- GIVEN EXERCISE 1: According to the article on beef farmers and the World Cup, what level had VAT-inclusive British beef prices reached?
- GIVEN EXERCISE 2: Decide whether each statement agrees with the article on beef farmers and the World Cup, and support each yes or no with the deciding words from the article, quoted exactly. (a) Angus Woods is the IFA livestock chairman. (b) The IFA predicts a weaker trade for manufacturing beef in Britain. (c) The tournament is taking place in Russia.
- GIVEN EXERCISE 3: Write the next part of the article on beef farmers and the World Cup, starting after its final sentence.

- PASSAGE:
* * *

Farm Ireland

Thursday 17 January 2019

World cup boost for beef farmers

Portugal's Cristiano Ronaldo shoots at goal from a free kick. Photo: Reuters
Portugal's Cristiano Ronaldo shoots at goal from a free kick. Photo: Reuters
Martin Coughlan

Martin Coughlan

Beef farmers are set for a World Cup bounce, with the IFA predicting a stronger trade for manufacturing beef in Britain as the festival of football gathers pace in Russia.

IFA livestock chairman, Angus Woods, attributed the recent buoyant demand in Britain to World Cup fever and he forecast that demand could strengthen further should Gareth Southgate’s charges get a good run in the tournament.

 Mr Woods pointed out that British beef prices had reacted to the increased level of demand and VAT inclusive prices had hit €4.51/kg.

* * *

- ENTRIES:

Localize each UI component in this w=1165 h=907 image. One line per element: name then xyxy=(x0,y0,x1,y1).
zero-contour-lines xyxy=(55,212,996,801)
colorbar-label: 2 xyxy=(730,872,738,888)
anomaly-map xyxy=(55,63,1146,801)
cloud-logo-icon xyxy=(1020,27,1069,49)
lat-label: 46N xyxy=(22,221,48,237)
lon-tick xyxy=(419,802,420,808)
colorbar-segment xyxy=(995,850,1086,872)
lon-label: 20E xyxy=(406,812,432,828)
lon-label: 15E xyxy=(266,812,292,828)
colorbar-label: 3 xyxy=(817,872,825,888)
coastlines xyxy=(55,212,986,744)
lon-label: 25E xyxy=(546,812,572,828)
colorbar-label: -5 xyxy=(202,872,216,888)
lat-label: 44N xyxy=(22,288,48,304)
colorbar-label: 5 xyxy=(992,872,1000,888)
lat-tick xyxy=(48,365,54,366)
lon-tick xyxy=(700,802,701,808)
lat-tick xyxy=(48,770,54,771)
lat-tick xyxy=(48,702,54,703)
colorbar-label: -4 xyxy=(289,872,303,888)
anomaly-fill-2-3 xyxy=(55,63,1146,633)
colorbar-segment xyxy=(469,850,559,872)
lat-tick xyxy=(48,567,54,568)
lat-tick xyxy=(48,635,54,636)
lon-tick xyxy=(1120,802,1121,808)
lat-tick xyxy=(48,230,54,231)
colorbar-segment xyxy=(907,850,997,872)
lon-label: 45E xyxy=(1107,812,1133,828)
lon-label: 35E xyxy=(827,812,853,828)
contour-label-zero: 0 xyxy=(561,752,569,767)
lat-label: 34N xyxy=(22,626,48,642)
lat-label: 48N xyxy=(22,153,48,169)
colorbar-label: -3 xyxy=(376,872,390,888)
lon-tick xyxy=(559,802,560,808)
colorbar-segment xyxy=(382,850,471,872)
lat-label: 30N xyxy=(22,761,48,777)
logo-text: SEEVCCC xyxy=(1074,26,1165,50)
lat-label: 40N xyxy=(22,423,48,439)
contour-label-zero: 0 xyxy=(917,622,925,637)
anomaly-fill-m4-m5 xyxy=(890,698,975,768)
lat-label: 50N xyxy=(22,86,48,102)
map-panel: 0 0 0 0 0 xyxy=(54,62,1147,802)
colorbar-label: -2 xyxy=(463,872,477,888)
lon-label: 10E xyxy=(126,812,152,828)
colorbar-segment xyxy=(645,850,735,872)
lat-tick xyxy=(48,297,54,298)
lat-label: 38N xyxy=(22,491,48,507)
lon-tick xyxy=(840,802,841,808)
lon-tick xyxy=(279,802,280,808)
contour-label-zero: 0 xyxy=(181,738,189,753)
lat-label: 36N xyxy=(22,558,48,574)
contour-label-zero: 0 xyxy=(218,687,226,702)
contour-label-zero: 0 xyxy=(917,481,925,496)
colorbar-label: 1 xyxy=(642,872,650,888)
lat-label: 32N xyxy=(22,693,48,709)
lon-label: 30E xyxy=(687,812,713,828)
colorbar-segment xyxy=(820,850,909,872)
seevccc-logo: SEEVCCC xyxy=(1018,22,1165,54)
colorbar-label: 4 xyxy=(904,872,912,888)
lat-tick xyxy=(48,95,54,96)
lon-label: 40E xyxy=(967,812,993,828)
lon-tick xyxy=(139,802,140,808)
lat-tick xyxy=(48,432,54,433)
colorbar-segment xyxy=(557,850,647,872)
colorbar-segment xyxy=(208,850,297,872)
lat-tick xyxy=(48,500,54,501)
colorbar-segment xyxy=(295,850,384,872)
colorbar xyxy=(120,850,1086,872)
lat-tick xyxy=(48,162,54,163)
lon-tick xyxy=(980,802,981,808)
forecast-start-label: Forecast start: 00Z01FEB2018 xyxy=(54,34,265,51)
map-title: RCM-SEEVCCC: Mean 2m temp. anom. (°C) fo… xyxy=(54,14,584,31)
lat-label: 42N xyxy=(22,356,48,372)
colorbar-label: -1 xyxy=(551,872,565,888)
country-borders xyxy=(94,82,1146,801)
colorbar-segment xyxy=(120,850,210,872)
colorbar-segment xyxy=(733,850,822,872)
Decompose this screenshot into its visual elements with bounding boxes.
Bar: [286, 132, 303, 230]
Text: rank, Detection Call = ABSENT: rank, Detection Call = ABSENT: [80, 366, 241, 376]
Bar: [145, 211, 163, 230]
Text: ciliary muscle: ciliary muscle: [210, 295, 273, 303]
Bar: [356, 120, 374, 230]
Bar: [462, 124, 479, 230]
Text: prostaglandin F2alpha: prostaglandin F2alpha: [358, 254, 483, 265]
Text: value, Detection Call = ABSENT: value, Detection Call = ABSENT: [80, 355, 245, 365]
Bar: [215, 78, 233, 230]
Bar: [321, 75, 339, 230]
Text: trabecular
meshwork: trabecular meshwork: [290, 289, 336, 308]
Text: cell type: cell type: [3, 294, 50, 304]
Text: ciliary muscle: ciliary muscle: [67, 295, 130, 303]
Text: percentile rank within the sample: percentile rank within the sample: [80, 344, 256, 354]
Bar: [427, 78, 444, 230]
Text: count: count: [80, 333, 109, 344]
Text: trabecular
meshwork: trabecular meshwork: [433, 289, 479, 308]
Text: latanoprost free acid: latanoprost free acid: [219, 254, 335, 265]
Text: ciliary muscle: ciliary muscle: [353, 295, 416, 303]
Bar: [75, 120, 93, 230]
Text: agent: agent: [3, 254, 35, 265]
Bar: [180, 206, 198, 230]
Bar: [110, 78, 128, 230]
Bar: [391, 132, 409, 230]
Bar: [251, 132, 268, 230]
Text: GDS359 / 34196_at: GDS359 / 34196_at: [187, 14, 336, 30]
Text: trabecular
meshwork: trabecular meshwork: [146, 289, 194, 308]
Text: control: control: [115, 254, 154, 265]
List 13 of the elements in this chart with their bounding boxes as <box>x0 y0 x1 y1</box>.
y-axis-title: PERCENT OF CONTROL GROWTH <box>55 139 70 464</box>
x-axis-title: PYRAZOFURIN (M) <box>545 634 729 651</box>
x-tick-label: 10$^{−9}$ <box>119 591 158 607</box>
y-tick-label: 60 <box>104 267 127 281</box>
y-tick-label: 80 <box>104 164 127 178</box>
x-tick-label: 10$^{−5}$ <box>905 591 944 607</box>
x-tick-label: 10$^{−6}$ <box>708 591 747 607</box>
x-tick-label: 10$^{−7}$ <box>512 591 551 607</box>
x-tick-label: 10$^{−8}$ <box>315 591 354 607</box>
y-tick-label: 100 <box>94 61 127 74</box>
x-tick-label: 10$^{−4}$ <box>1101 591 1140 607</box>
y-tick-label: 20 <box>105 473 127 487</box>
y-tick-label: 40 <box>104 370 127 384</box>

* * *

- TASK RESULT 1: €4.51/kg

- TASK RESULT 2:
(a) Yes: "IFA livestock chairman, Angus Woods"
(b) No: "predicting a stronger trade for manufacturing beef in Britain"
(c) Yes: "as the festival of football gathers pace in Russia"

- TASK RESULT 3:
 He urged farmers to resist the drive by factories here to push down prices and claimed that cattle supplies remained scarce.

 “The reality for any farmer who has been in a factory lairage over the last two weeks is that numbers are extremely tight and factories are crying out for stock,” Mr Woods maintained.

 The IFA representative insisted that cattle supplies would remain tight for the next number of weeks and he dismissed as “scaremongering” reports that factories were sourcing prime stock more freely this week.

 Last week the factories pulled cow prices by 10c/kg, with O-grade animals generally selling for 350c/kg – back from 360c/kg the previous week.

 The quoted price for bullocks was also pulled 5c/kg last week, falling from 420c/kg to 415c/kg. However, the general consensus in the trade was that factories were forced to hold actual prices to get stock.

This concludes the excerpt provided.